__Records from a data source__.
*-*-*
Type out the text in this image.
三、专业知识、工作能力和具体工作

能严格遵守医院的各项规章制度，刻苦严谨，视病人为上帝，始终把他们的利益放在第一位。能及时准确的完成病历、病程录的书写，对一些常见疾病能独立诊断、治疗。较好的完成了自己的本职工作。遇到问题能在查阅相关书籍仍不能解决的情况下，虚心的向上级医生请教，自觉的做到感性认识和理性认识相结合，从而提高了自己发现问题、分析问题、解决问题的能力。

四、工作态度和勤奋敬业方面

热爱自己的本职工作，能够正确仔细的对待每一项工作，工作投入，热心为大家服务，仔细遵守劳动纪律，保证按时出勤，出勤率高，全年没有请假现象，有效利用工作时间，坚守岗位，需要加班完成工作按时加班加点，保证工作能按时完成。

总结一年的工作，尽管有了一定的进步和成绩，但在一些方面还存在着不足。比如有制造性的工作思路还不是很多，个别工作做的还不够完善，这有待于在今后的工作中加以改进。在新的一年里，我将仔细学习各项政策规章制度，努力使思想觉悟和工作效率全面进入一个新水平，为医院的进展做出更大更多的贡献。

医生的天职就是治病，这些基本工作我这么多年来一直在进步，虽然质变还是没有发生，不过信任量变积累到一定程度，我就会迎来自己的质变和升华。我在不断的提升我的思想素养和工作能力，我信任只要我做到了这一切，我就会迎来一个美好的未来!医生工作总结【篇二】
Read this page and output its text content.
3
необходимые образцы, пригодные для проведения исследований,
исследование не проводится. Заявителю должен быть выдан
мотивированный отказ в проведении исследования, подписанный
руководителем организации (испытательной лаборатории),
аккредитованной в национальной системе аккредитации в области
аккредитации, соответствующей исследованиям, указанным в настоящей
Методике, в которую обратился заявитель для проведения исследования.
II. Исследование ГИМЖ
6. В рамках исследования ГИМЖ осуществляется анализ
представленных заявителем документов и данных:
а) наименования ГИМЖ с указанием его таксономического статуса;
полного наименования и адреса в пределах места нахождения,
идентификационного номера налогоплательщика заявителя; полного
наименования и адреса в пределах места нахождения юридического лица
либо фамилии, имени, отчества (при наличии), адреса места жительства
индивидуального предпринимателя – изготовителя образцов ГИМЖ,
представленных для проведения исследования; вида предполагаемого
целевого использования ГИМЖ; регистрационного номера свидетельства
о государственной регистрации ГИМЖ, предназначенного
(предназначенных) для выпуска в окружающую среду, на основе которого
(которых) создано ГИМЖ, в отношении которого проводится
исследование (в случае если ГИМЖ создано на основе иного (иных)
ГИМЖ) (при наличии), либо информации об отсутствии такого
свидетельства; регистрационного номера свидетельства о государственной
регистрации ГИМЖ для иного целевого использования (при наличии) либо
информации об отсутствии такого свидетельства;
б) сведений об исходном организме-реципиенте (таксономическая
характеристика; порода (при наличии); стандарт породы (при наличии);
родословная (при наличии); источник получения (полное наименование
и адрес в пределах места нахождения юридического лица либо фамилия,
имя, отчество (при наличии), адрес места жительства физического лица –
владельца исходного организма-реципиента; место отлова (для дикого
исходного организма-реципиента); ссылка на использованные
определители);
*-*-*
__The problem__.
Where a line contains "номера", copy that line.

__Answer to the problem__.
идентификационного номера налогоплательщика заявителя; полного
целевого использования ГИМЖ; регистрационного номера свидетельства
свидетельства; регистрационного номера свидетельства о государственной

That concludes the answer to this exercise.